- [Exercise]
Reproduce all of the listing below without alteration.

Data records:
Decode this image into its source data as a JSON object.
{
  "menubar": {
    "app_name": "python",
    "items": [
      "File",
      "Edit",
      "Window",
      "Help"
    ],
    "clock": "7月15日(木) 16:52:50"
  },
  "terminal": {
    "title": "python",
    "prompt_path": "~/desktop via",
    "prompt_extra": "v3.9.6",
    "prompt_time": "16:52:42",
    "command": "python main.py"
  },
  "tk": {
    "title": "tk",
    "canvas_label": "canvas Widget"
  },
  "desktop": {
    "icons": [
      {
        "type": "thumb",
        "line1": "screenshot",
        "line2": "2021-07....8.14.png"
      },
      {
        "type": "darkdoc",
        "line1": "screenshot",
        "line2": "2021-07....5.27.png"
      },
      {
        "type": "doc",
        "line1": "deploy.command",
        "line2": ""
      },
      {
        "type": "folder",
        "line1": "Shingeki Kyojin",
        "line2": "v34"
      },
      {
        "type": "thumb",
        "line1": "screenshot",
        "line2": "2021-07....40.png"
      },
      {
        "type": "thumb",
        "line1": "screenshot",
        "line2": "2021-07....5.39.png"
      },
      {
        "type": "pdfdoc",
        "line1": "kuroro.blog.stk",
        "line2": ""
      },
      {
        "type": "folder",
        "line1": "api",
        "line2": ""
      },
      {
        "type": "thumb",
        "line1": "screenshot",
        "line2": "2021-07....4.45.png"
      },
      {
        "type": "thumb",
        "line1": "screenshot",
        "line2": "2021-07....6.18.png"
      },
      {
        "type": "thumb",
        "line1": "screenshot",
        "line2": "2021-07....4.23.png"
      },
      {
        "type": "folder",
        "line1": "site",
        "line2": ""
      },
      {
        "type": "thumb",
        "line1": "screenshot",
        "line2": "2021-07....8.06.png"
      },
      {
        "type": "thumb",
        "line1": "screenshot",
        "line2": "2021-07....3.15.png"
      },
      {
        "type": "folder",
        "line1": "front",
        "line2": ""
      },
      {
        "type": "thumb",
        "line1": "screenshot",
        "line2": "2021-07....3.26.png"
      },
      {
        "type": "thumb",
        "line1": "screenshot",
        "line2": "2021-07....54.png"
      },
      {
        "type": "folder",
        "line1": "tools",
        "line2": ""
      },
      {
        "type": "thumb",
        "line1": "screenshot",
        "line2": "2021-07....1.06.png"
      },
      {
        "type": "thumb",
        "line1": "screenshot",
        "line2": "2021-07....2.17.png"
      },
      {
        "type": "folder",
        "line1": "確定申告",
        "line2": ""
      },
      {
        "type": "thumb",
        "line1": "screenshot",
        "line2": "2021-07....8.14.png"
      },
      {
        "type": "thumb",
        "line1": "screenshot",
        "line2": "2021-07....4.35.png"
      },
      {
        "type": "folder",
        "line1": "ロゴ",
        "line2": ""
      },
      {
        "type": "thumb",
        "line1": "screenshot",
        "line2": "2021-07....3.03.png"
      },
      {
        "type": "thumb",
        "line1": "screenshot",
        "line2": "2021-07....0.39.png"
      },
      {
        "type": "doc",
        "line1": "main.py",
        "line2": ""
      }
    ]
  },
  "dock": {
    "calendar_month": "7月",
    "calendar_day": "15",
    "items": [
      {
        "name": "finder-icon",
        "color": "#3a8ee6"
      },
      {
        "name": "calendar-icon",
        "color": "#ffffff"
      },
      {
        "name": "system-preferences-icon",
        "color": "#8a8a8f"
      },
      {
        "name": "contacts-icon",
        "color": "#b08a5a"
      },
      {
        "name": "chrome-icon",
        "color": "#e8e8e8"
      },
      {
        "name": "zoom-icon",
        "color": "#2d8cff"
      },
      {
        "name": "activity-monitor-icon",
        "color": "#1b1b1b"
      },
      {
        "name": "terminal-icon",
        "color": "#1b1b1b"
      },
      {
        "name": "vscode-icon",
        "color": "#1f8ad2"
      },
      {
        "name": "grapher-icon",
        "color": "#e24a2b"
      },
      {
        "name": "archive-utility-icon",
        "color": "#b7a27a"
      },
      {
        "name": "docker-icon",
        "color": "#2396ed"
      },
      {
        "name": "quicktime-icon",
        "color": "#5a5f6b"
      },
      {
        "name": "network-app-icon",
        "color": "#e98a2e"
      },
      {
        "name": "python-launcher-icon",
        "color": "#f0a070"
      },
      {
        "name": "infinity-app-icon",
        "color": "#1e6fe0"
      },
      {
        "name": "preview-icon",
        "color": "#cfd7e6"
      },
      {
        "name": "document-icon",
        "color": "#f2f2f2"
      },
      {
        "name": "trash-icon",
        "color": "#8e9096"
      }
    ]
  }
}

- [Solution]
Decode this image into its source data as a JSON object.
{
  "menubar": {
    "app_name": "python",
    "items": [
      "File",
      "Edit",
      "Window",
      "Help"
    ],
    "clock": "7月15日(木) 16:52:50"
  },
  "terminal": {
    "title": "python",
    "prompt_path": "~/desktop via",
    "prompt_extra": "v3.9.6",
    "prompt_time": "16:52:42",
    "command": "python main.py"
  },
  "tk": {
    "title": "tk",
    "canvas_label": "canvas Widget"
  },
  "desktop": {
    "icons": [
      {
        "type": "thumb",
        "line1": "screenshot",
        "line2": "2021-07....8.14.png"
      },
      {
        "type": "darkdoc",
        "line1": "screenshot",
        "line2": "2021-07....5.27.png"
      },
      {
        "type": "doc",
        "line1": "deploy.command",
        "line2": ""
      },
      {
        "type": "folder",
        "line1": "Shingeki Kyojin",
        "line2": "v34"
      },
      {
        "type": "thumb",
        "line1": "screenshot",
        "line2": "2021-07....40.png"
      },
      {
        "type": "thumb",
        "line1": "screenshot",
        "line2": "2021-07....5.39.png"
      },
      {
        "type": "pdfdoc",
        "line1": "kuroro.blog.stk",
        "line2": ""
      },
      {
        "type": "folder",
        "line1": "api",
        "line2": ""
      },
      {
        "type": "thumb",
        "line1": "screenshot",
        "line2": "2021-07....4.45.png"
      },
      {
        "type": "thumb",
        "line1": "screenshot",
        "line2": "2021-07....6.18.png"
      },
      {
        "type": "thumb",
        "line1": "screenshot",
        "line2": "2021-07....4.23.png"
      },
      {
        "type": "folder",
        "line1": "site",
        "line2": ""
      },
      {
        "type": "thumb",
        "line1": "screenshot",
        "line2": "2021-07....8.06.png"
      },
      {
        "type": "thumb",
        "line1": "screenshot",
        "line2": "2021-07....3.15.png"
      },
      {
        "type": "folder",
        "line1": "front",
        "line2": ""
      },
      {
        "type": "thumb",
        "line1": "screenshot",
        "line2": "2021-07....3.26.png"
      },
      {
        "type": "thumb",
        "line1": "screenshot",
        "line2": "2021-07....54.png"
      },
      {
        "type": "folder",
        "line1": "tools",
        "line2": ""
      },
      {
        "type": "thumb",
        "line1": "screenshot",
        "line2": "2021-07....1.06.png"
      },
      {
        "type": "thumb",
        "line1": "screenshot",
        "line2": "2021-07....2.17.png"
      },
      {
        "type": "folder",
        "line1": "確定申告",
        "line2": ""
      },
      {
        "type": "thumb",
        "line1": "screenshot",
        "line2": "2021-07....8.14.png"
      },
      {
        "type": "thumb",
        "line1": "screenshot",
        "line2": "2021-07....4.35.png"
      },
      {
        "type": "folder",
        "line1": "ロゴ",
        "line2": ""
      },
      {
        "type": "thumb",
        "line1": "screenshot",
        "line2": "2021-07....3.03.png"
      },
      {
        "type": "thumb",
        "line1": "screenshot",
        "line2": "2021-07....0.39.png"
      },
      {
        "type": "doc",
        "line1": "main.py",
        "line2": ""
      }
    ]
  },
  "dock": {
    "calendar_month": "7月",
    "calendar_day": "15",
    "items": [
      {
        "name": "finder-icon",
        "color": "#3a8ee6"
      },
      {
        "name": "calendar-icon",
        "color": "#ffffff"
      },
      {
        "name": "system-preferences-icon",
        "color": "#8a8a8f"
      },
      {
        "name": "contacts-icon",
        "color": "#b08a5a"
      },
      {
        "name": "chrome-icon",
        "color": "#e8e8e8"
      },
      {
        "name": "zoom-icon",
        "color": "#2d8cff"
      },
      {
        "name": "activity-monitor-icon",
        "color": "#1b1b1b"
      },
      {
        "name": "terminal-icon",
        "color": "#1b1b1b"
      },
      {
        "name": "vscode-icon",
        "color": "#1f8ad2"
      },
      {
        "name": "grapher-icon",
        "color": "#e24a2b"
      },
      {
        "name": "archive-utility-icon",
        "color": "#b7a27a"
      },
      {
        "name": "docker-icon",
        "color": "#2396ed"
      },
      {
        "name": "quicktime-icon",
        "color": "#5a5f6b"
      },
      {
        "name": "network-app-icon",
        "color": "#e98a2e"
      },
      {
        "name": "python-launcher-icon",
        "color": "#f0a070"
      },
      {
        "name": "infinity-app-icon",
        "color": "#1e6fe0"
      },
      {
        "name": "preview-icon",
        "color": "#cfd7e6"
      },
      {
        "name": "document-icon",
        "color": "#f2f2f2"
      },
      {
        "name": "trash-icon",
        "color": "#8e9096"
      }
    ]
  }
}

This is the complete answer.